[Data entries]
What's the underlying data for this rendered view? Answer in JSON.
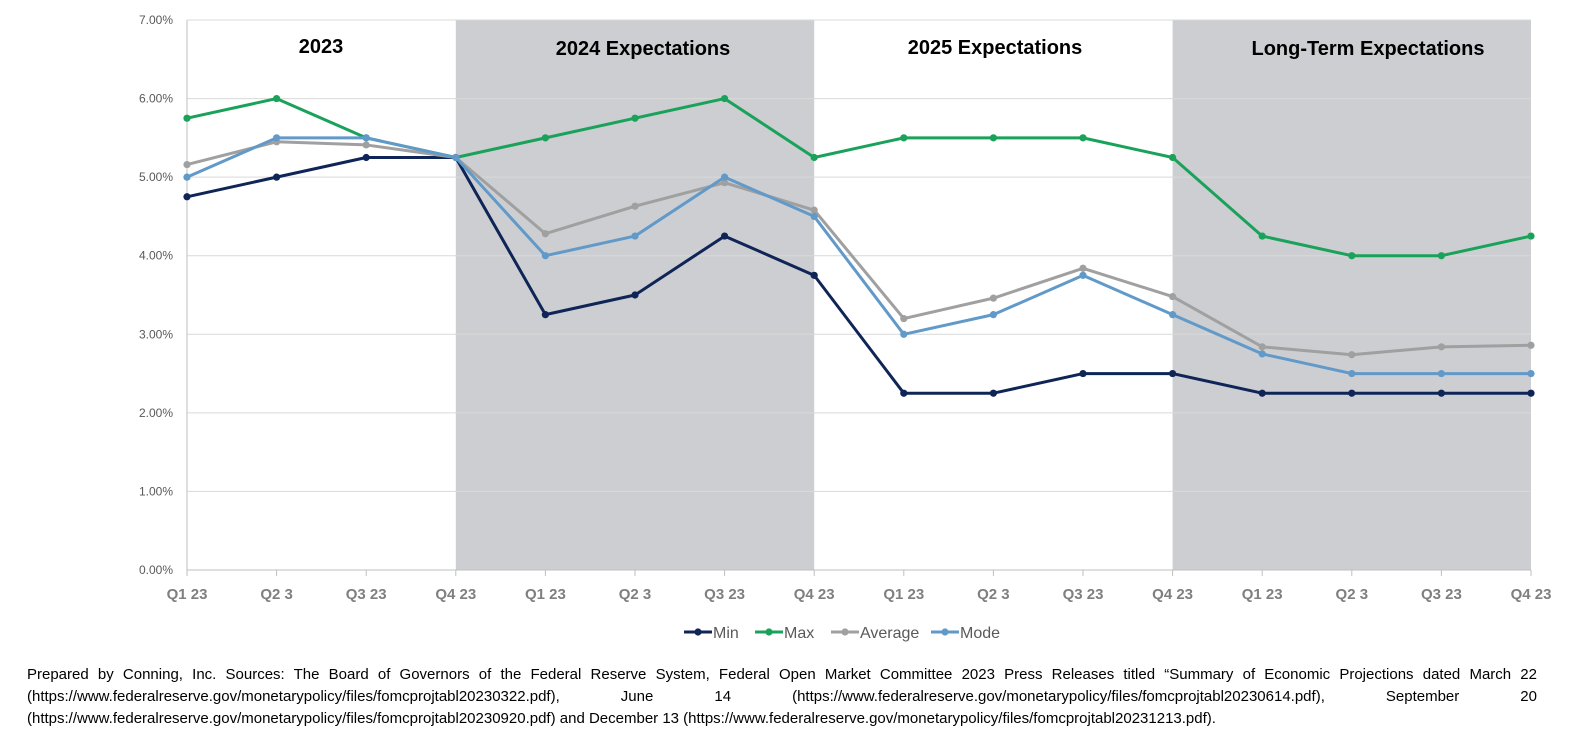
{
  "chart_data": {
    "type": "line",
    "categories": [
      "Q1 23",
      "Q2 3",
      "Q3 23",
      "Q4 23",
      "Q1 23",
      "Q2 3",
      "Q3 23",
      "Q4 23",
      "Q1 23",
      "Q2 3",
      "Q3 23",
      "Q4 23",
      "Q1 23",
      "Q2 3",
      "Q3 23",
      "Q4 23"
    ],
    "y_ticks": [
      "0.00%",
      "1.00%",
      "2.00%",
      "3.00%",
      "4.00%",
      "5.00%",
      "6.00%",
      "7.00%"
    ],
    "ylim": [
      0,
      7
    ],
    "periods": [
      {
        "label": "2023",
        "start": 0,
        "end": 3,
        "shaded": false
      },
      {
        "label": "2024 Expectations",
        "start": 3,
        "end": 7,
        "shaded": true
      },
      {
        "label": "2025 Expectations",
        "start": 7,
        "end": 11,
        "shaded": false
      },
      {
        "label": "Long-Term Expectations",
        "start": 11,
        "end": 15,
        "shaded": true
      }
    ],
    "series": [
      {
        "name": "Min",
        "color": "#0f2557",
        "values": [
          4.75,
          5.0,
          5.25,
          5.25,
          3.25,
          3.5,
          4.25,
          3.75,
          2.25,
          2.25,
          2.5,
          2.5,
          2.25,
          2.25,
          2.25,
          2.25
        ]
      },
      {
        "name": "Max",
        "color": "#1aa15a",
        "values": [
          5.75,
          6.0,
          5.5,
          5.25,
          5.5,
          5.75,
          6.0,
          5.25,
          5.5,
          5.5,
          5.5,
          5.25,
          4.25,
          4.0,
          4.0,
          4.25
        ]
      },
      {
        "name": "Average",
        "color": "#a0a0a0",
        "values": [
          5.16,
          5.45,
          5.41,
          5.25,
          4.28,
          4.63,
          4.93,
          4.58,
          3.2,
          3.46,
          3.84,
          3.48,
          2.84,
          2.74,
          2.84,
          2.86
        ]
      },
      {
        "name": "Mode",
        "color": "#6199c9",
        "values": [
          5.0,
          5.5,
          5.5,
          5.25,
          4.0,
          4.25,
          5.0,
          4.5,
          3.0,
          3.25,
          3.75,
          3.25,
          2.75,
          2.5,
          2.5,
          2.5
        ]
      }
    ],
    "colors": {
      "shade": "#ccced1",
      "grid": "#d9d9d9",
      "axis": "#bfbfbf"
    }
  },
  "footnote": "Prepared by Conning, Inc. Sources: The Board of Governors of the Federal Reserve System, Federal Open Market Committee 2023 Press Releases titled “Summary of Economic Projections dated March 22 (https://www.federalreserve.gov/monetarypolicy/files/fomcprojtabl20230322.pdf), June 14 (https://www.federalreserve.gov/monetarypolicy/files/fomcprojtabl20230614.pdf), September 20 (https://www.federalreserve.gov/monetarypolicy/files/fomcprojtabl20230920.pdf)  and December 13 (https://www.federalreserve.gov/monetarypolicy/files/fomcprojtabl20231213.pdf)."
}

==

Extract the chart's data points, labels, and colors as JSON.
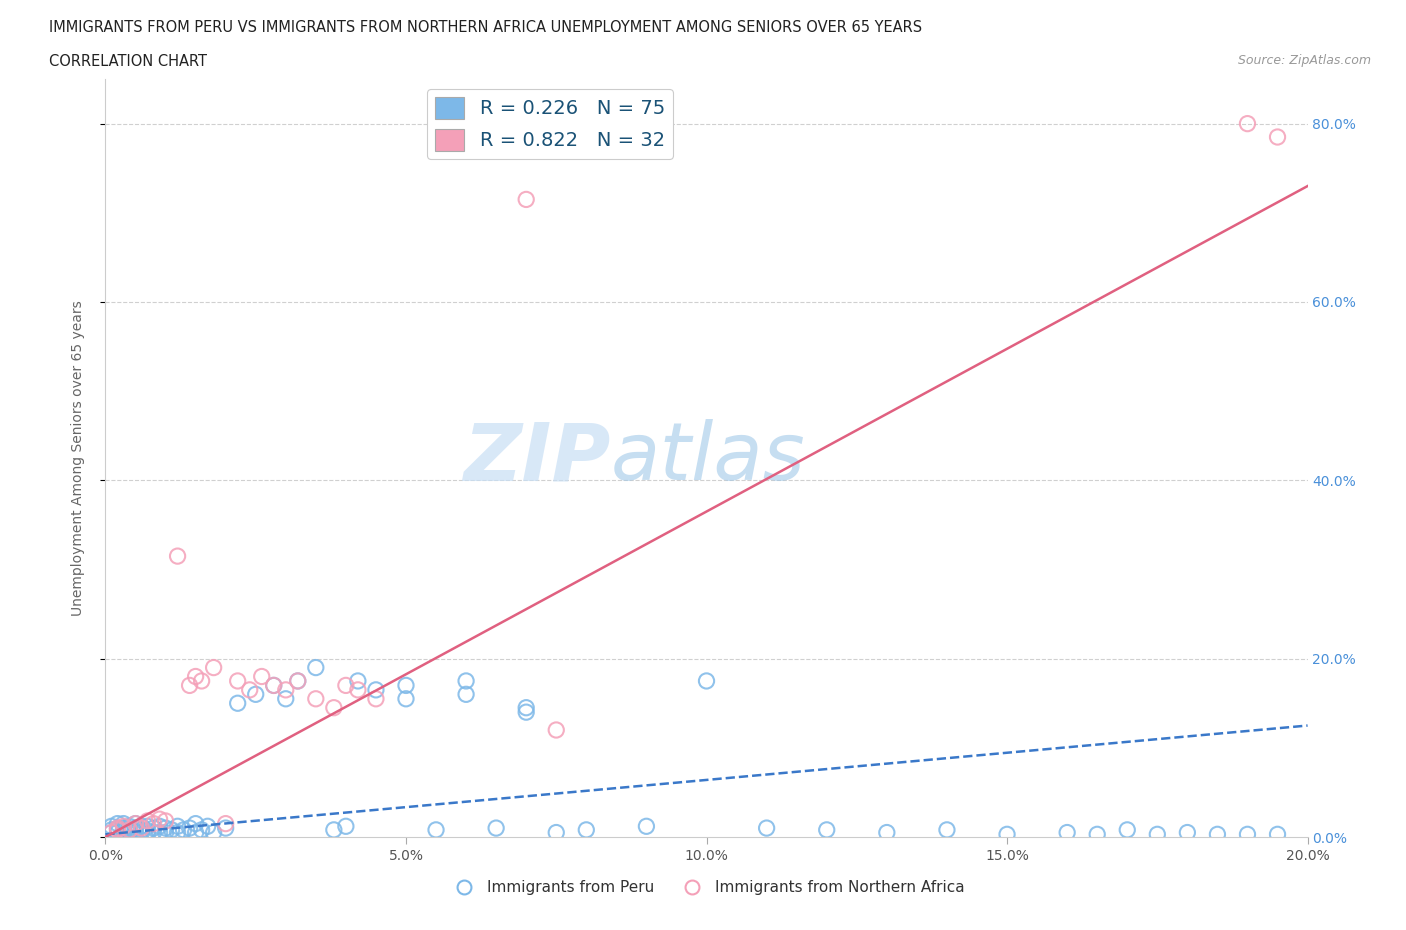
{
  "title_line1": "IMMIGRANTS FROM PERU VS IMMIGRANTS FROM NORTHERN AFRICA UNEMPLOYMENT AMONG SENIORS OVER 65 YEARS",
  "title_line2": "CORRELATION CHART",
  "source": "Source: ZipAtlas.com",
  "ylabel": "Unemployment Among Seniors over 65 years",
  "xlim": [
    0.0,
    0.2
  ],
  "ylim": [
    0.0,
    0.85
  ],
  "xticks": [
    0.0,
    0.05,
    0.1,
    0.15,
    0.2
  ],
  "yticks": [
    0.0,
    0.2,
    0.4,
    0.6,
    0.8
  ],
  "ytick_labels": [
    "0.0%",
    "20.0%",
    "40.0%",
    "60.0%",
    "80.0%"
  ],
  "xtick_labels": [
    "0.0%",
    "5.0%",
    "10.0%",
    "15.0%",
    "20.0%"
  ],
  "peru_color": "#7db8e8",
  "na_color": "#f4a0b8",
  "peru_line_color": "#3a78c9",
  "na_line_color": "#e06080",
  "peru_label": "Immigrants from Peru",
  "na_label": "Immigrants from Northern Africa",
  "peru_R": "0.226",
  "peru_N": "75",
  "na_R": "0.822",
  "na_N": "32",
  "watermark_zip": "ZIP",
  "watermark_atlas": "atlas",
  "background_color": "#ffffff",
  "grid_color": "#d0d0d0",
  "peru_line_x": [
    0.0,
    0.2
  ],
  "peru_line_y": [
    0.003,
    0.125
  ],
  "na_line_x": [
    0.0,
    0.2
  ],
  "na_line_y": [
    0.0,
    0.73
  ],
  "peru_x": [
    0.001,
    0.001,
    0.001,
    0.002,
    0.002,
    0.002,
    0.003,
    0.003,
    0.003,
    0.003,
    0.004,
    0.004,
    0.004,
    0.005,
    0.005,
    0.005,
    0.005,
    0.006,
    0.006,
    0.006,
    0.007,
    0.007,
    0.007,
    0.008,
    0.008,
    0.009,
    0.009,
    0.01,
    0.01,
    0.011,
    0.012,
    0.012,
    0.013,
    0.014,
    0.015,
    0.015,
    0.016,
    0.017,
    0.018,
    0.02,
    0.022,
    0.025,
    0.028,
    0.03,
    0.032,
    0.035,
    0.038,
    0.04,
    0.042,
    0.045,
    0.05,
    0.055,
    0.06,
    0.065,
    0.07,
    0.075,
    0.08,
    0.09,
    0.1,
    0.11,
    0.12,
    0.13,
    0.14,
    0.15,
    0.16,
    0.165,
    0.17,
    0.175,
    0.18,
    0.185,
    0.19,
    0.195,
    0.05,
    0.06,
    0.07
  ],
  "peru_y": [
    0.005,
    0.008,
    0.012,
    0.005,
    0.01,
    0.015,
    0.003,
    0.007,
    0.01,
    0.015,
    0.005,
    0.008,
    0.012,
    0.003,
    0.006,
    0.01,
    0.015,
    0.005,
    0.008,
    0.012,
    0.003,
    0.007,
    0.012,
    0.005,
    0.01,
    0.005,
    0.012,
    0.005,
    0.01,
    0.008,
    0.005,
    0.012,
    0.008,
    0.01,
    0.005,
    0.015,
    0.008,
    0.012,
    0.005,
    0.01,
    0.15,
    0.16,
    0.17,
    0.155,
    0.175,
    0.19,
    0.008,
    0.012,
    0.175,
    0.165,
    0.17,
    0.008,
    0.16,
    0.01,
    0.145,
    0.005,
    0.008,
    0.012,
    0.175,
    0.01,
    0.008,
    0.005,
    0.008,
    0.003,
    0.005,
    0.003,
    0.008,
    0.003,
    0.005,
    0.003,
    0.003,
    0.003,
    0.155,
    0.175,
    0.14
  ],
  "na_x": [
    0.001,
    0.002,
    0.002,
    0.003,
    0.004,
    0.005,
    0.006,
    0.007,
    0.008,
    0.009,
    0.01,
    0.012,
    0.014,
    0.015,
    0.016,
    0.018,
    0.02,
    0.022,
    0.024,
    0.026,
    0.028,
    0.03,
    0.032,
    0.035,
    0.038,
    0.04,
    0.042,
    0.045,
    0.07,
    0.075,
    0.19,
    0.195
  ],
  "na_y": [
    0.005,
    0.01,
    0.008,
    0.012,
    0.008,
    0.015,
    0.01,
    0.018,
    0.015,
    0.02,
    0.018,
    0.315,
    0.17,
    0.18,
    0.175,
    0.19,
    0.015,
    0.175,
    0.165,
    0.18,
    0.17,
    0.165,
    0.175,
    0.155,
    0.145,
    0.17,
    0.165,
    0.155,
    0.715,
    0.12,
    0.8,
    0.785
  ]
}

### EXERCISE OBJECTIVE
In the entries above, identify every line with the string "colors".

### WRITTEN REPLY
    "colors": {
Extract the chart's data points, labels, and colors as JSON.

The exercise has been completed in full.